## Instructions for the task
Check each line of the listing below for the string "name", and copy the ones that have it.

## Task inputs
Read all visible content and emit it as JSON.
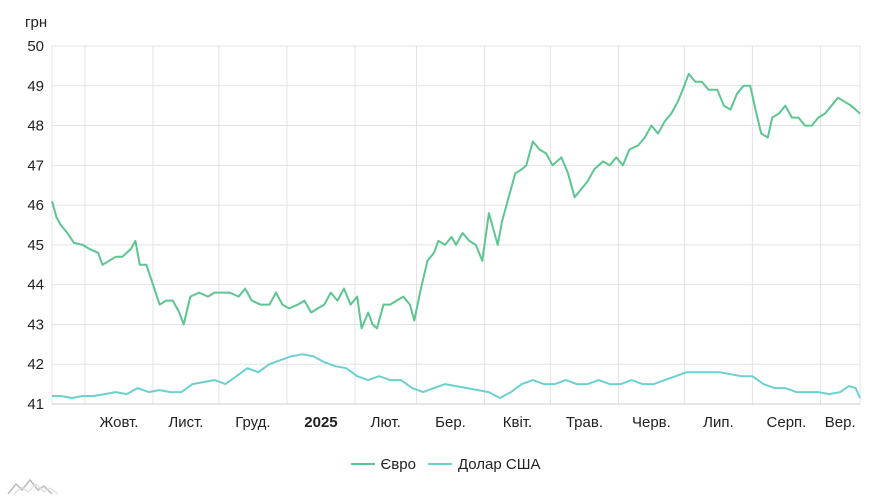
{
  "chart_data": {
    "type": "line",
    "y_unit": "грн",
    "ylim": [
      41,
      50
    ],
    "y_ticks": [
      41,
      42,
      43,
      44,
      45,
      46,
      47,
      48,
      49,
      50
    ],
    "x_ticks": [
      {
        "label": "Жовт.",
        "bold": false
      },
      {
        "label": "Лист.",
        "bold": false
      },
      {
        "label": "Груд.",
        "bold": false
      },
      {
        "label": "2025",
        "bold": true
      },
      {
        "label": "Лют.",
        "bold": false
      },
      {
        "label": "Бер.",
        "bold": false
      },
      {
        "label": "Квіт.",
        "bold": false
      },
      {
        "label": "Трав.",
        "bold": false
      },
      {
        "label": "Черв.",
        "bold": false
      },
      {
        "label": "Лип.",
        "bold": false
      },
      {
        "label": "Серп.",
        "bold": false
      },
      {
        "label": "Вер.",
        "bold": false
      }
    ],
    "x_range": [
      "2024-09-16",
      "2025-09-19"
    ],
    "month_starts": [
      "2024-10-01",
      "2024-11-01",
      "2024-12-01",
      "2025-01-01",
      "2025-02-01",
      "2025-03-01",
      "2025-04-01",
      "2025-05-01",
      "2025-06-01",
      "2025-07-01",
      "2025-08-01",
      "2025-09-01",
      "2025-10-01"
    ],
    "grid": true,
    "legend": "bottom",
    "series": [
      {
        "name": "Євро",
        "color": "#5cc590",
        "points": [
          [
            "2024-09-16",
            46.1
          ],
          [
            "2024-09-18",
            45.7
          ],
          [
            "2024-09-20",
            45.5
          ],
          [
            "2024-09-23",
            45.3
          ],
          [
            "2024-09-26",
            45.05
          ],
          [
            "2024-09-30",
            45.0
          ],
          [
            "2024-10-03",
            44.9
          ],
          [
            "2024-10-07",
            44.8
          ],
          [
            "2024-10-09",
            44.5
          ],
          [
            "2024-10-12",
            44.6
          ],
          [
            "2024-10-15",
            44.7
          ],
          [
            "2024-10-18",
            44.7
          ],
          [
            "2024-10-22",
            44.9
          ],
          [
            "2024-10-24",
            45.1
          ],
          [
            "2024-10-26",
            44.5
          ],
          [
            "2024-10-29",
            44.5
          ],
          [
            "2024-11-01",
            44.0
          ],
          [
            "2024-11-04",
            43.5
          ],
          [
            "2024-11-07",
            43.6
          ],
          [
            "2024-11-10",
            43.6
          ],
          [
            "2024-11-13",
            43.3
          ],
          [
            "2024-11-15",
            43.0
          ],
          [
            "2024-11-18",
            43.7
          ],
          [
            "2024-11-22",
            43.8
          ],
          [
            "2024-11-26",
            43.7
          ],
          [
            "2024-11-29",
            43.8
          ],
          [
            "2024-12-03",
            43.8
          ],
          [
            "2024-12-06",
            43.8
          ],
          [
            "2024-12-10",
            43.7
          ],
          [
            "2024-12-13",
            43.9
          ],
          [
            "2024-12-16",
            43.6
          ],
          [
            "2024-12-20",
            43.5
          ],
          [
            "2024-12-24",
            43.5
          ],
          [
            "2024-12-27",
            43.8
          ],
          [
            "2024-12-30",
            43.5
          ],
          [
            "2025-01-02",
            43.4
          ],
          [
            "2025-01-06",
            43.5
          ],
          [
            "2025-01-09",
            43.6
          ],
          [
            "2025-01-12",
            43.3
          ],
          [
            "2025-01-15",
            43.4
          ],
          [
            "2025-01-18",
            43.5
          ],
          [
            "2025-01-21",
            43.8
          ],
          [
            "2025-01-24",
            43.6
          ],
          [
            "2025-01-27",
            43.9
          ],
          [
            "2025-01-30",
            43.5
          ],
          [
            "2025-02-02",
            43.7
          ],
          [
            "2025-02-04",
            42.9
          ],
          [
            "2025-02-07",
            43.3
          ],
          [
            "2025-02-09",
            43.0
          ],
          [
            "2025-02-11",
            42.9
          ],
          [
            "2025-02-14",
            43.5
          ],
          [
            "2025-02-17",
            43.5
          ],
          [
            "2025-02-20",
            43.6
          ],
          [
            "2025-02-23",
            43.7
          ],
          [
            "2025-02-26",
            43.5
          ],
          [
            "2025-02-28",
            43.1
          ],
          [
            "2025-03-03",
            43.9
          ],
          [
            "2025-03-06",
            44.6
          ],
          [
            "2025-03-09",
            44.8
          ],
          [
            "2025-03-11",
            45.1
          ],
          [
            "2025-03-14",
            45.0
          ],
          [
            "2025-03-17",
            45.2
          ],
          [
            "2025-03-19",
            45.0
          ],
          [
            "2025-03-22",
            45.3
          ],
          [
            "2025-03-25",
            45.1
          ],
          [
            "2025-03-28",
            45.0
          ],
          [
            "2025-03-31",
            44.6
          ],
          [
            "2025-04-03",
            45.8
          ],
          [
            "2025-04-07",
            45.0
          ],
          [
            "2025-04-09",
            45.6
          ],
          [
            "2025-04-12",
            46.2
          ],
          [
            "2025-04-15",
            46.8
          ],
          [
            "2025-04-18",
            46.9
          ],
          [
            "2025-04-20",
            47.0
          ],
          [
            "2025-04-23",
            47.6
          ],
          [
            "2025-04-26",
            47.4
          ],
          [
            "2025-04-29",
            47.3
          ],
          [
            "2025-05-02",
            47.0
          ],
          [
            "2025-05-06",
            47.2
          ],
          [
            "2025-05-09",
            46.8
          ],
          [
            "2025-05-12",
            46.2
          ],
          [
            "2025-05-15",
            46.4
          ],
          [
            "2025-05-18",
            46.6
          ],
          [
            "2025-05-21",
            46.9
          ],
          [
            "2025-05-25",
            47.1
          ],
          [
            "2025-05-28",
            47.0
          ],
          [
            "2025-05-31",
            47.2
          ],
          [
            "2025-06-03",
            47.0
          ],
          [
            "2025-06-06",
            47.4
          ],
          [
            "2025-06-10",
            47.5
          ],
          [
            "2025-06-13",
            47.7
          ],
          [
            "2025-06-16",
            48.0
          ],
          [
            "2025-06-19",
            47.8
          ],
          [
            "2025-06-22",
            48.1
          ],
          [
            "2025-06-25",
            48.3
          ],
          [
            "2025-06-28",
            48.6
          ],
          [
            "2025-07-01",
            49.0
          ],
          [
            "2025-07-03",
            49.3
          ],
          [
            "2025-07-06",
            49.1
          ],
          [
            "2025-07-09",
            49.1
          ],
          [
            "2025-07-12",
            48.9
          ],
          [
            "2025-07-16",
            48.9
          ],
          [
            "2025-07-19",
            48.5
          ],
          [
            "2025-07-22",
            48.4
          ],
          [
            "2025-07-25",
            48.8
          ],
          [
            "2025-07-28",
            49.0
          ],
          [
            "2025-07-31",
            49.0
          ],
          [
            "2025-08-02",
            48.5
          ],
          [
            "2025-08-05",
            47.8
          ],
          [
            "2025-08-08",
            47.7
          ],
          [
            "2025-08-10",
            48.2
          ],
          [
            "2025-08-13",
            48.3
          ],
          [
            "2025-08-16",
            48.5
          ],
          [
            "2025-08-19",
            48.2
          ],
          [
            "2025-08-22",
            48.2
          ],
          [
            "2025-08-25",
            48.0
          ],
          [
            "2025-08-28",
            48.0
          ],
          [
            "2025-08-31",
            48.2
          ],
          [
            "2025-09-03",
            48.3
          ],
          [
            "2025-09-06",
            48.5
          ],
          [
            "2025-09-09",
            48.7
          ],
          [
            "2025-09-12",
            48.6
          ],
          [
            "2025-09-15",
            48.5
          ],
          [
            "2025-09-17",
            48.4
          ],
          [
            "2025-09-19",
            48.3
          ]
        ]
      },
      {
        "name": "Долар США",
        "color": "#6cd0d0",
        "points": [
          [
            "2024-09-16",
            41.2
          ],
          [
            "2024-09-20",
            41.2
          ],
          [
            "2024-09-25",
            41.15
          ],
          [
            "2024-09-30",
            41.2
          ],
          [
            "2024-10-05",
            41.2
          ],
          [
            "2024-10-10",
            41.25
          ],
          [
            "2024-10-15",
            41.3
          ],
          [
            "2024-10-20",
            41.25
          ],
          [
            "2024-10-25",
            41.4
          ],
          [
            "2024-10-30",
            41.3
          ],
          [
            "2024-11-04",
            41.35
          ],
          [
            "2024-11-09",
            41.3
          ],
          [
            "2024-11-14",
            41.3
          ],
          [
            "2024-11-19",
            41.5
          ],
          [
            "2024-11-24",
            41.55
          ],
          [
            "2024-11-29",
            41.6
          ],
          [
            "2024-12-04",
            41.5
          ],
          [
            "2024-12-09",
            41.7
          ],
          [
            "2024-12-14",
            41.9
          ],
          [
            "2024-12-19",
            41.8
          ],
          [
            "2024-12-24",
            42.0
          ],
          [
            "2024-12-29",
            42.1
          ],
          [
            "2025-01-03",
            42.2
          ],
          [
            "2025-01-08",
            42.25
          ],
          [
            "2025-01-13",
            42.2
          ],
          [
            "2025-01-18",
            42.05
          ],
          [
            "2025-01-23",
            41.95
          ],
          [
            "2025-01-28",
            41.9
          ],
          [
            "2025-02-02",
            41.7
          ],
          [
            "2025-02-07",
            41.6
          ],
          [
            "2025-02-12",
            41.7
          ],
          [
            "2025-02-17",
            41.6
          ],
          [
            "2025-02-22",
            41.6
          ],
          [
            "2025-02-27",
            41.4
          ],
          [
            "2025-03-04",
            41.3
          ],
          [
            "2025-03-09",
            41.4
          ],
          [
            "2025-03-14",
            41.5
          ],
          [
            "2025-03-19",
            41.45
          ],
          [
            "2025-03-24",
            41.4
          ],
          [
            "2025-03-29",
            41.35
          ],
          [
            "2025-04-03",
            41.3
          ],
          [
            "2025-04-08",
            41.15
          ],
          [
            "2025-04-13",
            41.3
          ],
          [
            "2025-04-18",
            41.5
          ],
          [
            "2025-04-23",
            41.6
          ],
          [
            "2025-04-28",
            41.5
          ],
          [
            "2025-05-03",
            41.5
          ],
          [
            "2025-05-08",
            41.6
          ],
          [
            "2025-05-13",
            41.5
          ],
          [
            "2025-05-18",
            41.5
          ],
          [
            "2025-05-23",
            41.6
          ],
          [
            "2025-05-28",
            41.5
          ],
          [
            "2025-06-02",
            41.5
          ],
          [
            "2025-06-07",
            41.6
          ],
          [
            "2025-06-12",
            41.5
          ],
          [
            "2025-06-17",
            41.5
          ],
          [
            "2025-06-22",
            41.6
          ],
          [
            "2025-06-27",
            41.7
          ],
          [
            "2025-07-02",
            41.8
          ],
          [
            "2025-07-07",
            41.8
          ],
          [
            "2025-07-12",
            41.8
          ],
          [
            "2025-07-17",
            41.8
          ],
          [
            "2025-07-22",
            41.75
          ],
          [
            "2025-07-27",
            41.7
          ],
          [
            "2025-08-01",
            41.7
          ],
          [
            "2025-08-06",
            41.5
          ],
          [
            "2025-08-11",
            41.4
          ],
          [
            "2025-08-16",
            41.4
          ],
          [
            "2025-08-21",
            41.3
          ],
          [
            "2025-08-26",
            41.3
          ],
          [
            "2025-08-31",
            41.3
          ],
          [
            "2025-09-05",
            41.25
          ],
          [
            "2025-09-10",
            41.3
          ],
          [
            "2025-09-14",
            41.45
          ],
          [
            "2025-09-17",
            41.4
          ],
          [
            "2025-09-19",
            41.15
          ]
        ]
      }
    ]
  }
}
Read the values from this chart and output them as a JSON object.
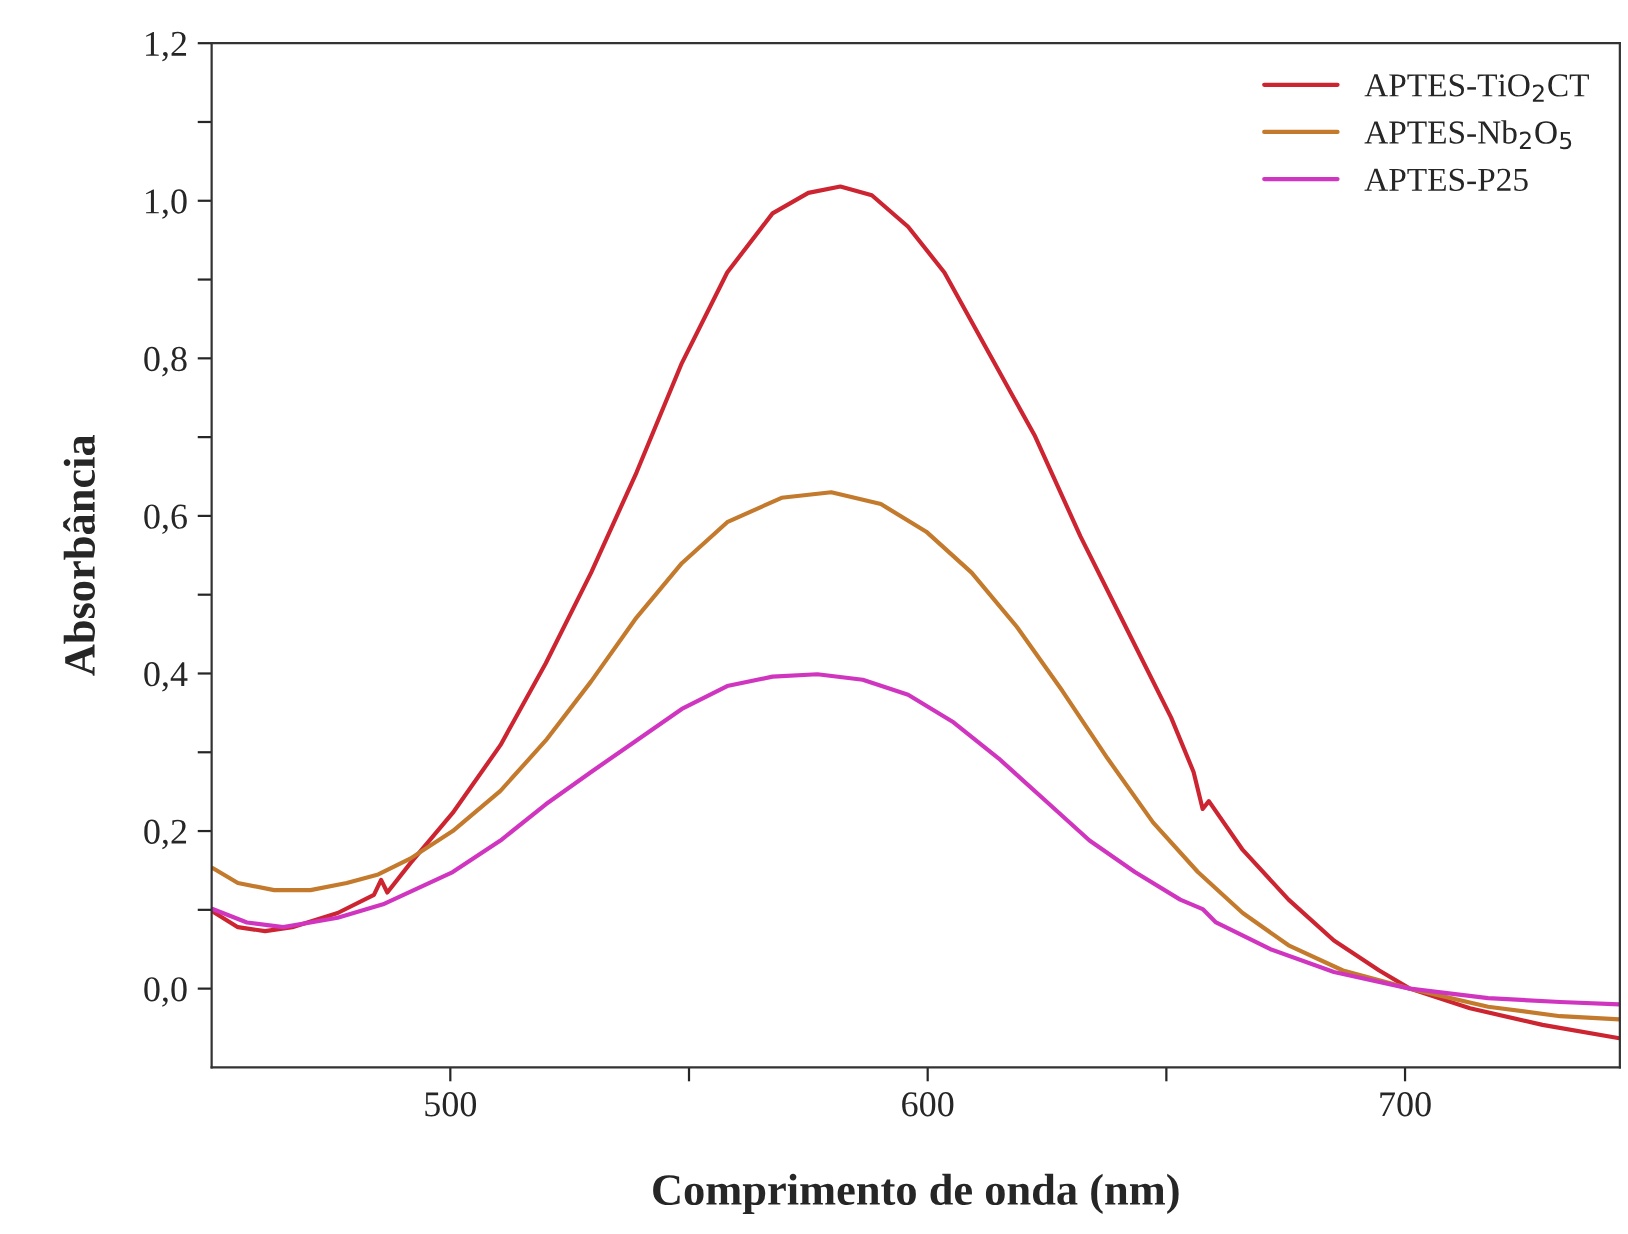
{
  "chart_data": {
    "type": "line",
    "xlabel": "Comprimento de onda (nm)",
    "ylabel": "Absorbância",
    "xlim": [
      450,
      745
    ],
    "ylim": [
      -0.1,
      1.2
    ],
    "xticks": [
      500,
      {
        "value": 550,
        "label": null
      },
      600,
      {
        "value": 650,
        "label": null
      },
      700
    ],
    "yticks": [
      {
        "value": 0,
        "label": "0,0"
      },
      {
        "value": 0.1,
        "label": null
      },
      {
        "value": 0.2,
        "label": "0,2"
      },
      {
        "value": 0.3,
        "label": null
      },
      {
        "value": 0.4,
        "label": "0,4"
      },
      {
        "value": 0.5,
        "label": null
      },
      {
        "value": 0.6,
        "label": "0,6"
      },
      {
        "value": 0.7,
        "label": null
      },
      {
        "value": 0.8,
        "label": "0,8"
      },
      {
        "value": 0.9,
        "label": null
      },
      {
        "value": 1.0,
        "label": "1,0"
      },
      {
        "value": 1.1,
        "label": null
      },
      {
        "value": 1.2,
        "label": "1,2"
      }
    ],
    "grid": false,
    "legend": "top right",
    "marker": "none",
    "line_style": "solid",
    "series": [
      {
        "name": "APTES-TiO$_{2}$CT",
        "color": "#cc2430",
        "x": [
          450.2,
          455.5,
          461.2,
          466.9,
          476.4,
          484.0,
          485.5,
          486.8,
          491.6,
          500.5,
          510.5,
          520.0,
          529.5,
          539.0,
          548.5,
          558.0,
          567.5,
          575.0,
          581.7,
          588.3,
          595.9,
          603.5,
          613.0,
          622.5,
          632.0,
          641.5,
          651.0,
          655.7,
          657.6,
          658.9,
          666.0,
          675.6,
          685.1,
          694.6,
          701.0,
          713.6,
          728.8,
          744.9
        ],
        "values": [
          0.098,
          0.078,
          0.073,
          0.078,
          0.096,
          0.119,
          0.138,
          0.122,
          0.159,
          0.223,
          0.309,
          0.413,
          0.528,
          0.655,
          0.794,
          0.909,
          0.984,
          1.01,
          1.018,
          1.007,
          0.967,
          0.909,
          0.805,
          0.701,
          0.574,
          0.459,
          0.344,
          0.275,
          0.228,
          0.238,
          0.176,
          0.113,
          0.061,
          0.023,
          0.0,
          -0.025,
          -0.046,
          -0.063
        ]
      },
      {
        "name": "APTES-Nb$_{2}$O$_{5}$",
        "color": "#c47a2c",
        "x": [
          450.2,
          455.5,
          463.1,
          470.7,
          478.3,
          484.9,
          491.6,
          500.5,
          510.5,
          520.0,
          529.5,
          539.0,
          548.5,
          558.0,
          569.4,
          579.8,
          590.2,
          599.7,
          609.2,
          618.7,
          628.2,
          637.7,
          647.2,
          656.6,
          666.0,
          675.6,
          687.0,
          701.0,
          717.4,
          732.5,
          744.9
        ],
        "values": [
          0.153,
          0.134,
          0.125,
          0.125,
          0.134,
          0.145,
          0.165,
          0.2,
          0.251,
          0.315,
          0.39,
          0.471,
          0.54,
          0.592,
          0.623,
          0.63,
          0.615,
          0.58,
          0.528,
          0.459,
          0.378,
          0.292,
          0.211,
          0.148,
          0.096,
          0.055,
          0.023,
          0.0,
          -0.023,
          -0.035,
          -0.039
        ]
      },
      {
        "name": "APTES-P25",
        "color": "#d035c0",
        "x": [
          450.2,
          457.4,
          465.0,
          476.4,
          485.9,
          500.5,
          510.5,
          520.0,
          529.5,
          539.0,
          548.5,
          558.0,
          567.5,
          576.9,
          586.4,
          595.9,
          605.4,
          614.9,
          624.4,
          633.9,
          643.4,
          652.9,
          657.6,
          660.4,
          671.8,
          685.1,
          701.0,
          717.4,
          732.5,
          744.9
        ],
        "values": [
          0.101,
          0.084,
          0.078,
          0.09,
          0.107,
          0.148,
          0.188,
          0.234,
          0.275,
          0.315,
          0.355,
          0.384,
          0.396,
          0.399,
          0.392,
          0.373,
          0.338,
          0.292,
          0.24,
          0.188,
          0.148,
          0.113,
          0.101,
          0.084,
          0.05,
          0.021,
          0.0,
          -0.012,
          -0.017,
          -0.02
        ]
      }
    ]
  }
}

## Task response
        "name": "Євро",
        "name": "Долар США",
        "name": "APTES-TiO$_{2}$CT",
        "name": "APTES-Nb$_{2}$O$_{5}$",
        "name": "APTES-P25",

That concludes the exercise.